▶ Aim
For the listing below, give the count of lines containing "this", and no other text.

-- Start Supplied material --

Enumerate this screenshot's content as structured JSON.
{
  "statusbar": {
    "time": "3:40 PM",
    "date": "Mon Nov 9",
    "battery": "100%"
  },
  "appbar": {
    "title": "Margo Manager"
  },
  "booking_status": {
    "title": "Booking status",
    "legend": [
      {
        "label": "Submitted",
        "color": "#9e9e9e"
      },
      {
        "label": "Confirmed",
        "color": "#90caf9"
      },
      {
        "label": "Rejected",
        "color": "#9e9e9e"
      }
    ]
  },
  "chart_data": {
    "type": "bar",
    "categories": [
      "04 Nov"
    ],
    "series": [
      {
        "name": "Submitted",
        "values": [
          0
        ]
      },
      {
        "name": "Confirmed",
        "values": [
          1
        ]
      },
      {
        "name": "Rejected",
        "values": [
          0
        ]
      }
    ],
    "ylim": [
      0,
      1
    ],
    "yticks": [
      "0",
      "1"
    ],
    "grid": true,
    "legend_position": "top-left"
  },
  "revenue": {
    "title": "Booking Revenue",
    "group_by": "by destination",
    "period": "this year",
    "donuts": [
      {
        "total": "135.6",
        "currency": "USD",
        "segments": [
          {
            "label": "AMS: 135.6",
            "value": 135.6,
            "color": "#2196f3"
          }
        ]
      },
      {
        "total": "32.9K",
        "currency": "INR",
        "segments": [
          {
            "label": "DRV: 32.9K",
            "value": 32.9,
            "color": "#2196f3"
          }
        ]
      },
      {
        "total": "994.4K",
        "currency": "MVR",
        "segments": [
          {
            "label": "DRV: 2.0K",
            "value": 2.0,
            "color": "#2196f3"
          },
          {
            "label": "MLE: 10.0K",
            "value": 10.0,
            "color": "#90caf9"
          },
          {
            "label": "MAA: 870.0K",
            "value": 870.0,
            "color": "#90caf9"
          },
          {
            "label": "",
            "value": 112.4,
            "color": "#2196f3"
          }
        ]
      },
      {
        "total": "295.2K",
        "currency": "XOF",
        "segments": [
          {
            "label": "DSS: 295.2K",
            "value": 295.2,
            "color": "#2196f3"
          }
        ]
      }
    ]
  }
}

-- End Supplied material --

▶ Worked solution
2